◆ Data to use ◆
---

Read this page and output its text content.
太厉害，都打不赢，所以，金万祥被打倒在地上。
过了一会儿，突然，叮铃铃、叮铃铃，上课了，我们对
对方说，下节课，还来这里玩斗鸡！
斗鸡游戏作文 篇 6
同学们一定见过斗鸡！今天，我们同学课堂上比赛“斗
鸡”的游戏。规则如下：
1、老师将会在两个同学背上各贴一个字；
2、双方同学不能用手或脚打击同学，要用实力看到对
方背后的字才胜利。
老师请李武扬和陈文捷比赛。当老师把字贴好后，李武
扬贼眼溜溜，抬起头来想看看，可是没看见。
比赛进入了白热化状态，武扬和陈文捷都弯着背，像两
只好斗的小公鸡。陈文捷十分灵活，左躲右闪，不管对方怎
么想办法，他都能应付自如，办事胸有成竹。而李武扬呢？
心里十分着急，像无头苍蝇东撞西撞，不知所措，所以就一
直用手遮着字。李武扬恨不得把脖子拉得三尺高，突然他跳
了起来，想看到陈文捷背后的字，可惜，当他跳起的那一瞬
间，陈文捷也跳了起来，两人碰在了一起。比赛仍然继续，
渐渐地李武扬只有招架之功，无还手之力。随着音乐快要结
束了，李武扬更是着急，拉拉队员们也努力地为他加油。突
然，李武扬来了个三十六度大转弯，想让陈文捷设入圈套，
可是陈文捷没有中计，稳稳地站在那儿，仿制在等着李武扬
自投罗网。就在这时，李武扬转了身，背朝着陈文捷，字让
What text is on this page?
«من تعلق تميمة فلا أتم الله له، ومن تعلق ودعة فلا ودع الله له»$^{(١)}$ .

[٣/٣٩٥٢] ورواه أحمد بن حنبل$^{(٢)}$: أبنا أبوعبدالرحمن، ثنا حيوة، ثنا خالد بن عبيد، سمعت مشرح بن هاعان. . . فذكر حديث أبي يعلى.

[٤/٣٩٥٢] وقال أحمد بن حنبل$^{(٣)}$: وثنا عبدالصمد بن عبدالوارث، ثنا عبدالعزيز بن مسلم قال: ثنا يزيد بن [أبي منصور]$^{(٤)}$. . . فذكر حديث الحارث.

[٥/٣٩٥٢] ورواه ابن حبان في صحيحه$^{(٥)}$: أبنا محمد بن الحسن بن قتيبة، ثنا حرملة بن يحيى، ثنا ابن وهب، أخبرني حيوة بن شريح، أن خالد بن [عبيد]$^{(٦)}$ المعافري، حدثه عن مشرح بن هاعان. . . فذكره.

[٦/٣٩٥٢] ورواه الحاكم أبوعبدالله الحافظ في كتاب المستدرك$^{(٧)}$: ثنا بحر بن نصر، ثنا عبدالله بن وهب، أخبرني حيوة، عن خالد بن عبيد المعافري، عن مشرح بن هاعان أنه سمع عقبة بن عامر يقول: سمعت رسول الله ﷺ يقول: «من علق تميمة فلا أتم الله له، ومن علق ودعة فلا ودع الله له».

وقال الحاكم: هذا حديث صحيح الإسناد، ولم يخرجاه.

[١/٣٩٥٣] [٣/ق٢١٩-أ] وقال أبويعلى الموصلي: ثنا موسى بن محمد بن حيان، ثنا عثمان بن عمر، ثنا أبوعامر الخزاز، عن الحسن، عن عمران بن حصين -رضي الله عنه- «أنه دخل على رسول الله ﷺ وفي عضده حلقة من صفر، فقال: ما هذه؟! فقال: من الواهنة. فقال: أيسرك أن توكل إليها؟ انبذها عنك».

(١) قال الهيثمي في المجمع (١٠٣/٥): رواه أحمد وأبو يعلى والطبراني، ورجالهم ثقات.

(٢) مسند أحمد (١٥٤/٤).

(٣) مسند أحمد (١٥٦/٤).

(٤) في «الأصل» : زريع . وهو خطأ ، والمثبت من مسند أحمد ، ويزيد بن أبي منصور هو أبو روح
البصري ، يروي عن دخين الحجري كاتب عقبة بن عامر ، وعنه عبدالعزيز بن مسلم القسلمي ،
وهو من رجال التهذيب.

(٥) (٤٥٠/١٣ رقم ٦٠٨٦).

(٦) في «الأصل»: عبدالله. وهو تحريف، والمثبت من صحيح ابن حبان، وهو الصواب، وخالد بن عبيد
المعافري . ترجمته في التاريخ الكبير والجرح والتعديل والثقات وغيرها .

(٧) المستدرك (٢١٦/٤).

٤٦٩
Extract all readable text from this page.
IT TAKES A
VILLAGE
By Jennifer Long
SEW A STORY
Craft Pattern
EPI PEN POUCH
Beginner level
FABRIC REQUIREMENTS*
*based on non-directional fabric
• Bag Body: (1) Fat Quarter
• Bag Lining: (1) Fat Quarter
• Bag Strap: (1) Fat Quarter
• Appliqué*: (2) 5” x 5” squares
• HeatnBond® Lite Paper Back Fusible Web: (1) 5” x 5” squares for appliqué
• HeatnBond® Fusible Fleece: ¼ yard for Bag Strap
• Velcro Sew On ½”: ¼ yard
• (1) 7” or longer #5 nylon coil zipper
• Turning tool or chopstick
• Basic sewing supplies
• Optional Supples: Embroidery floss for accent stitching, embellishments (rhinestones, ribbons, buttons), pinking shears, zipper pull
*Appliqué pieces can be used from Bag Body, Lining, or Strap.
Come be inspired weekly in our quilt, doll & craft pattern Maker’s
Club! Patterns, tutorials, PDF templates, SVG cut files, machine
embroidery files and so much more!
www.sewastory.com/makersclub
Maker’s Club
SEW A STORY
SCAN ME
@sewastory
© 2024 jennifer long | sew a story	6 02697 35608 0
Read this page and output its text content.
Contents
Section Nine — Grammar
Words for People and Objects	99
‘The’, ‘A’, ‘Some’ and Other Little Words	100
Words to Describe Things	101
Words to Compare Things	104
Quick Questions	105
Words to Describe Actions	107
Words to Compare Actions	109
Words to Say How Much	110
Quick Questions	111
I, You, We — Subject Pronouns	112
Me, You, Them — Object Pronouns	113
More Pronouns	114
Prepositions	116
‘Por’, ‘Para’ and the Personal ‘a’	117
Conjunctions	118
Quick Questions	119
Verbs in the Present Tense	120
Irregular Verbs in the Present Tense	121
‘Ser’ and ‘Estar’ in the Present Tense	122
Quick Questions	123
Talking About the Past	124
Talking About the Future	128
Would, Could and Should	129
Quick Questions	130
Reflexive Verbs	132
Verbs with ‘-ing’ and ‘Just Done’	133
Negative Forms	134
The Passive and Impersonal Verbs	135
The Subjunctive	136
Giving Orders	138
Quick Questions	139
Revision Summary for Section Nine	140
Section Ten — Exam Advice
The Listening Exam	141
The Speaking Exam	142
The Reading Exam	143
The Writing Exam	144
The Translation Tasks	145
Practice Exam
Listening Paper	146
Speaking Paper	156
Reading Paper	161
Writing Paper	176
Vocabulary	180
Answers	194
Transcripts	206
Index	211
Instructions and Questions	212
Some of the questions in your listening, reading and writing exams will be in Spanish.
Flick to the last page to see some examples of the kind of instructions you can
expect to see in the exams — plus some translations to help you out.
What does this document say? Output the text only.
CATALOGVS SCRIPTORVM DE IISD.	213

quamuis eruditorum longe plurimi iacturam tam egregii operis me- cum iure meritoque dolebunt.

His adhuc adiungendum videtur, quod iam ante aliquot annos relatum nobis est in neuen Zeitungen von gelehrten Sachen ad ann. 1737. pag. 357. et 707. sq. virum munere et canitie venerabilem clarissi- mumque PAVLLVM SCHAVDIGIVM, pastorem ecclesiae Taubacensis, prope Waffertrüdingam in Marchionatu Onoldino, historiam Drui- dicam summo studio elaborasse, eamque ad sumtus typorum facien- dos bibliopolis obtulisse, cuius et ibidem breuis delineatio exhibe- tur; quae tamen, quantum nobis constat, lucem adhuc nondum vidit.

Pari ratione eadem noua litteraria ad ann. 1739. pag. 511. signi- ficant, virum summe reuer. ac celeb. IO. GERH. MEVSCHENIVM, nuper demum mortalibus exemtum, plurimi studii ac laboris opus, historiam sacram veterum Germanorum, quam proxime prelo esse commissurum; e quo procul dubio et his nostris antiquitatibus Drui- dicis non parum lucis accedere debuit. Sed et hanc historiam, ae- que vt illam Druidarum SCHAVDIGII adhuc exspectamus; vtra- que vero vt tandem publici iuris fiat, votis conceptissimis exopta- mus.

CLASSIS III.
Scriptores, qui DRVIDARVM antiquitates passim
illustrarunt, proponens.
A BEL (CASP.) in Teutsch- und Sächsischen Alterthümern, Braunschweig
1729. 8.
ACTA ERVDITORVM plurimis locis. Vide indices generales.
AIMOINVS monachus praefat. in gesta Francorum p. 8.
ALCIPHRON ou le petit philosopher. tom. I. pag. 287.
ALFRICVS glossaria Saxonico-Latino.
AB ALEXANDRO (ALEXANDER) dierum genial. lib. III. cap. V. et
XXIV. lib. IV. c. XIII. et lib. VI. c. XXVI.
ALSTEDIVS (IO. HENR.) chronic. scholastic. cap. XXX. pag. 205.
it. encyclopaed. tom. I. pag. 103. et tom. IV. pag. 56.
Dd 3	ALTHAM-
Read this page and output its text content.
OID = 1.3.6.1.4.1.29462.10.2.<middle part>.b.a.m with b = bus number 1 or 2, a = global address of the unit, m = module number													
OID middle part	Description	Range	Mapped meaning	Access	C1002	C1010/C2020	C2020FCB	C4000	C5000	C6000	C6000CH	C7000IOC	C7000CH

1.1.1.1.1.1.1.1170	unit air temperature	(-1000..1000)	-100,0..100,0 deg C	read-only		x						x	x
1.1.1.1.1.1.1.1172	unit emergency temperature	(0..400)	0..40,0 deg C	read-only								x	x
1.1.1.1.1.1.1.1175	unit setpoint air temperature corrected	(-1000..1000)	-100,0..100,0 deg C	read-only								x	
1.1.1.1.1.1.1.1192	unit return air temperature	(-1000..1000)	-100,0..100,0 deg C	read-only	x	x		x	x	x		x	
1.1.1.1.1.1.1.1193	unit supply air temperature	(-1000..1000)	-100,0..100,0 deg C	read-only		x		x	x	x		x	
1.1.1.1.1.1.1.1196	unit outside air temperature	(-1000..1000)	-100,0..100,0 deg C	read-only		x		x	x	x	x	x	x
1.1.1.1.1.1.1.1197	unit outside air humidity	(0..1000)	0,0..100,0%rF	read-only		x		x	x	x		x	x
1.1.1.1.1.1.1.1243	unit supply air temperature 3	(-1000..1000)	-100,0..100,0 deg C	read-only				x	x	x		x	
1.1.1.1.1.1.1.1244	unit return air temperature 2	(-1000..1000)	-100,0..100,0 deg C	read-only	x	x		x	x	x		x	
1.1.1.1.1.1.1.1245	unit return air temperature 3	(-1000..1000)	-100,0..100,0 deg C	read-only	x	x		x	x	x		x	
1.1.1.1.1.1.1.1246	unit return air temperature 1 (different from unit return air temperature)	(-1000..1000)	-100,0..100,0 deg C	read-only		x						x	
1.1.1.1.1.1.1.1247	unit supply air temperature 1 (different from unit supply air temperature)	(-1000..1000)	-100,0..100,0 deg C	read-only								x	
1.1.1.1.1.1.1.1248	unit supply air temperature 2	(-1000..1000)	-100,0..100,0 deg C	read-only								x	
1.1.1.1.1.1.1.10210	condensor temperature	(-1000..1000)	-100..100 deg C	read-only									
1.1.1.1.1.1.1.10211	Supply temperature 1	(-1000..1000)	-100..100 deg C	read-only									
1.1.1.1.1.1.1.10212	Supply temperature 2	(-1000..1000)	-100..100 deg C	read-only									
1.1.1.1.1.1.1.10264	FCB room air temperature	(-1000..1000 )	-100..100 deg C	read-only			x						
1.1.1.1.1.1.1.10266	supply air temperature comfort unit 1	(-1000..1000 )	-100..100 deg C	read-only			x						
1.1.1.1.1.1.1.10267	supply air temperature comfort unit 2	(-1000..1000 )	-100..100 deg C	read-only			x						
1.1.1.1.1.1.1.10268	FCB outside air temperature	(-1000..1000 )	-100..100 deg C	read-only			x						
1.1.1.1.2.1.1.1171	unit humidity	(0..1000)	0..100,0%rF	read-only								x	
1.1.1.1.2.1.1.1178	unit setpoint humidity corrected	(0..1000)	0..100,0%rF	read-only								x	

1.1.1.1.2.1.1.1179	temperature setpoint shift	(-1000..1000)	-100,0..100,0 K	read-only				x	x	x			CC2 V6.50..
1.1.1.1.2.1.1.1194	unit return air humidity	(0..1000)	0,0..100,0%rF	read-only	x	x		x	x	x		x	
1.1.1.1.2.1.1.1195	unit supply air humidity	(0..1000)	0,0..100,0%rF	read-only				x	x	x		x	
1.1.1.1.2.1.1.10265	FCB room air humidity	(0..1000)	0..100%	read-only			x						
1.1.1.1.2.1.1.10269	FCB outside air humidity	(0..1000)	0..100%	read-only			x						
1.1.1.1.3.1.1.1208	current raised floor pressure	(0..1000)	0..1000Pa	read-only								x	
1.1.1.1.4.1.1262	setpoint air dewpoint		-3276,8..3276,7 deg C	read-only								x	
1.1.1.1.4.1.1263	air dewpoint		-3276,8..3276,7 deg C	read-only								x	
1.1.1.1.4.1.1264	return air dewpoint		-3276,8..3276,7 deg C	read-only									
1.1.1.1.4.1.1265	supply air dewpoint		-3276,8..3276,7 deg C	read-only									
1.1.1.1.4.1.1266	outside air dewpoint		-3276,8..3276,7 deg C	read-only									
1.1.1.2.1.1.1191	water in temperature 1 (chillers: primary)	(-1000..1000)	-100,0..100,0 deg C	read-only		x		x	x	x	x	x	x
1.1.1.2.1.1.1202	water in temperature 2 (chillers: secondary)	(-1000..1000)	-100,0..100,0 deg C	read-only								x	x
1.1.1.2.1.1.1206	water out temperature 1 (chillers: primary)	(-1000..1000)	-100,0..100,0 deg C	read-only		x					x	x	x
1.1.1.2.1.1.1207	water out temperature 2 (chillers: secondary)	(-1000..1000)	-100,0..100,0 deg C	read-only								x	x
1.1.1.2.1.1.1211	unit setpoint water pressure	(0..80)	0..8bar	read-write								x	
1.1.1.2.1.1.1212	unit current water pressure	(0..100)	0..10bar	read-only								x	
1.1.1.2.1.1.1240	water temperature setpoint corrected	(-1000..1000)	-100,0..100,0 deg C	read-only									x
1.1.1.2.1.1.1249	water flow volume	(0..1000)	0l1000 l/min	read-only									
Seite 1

---

◆ Directions ◆
Find the lines that include the string "ودعة", then copy each of them.

◆ Reply to the exercise ◆
«من تعلق تميمة فلا أتم الله له، ومن تعلق ودعة فلا ودع الله له»$^{(١)}$ .
[٦/٣٩٥٢] ورواه الحاكم أبوعبدالله الحافظ في كتاب المستدرك$^{(٧)}$: ثنا بحر بن نصر، ثنا عبدالله بن وهب، أخبرني حيوة، عن خالد بن عبيد المعافري، عن مشرح بن هاعان أنه سمع عقبة بن عامر يقول: سمعت رسول الله ﷺ يقول: «من علق تميمة فلا أتم الله له، ومن علق ودعة فلا ودع الله له».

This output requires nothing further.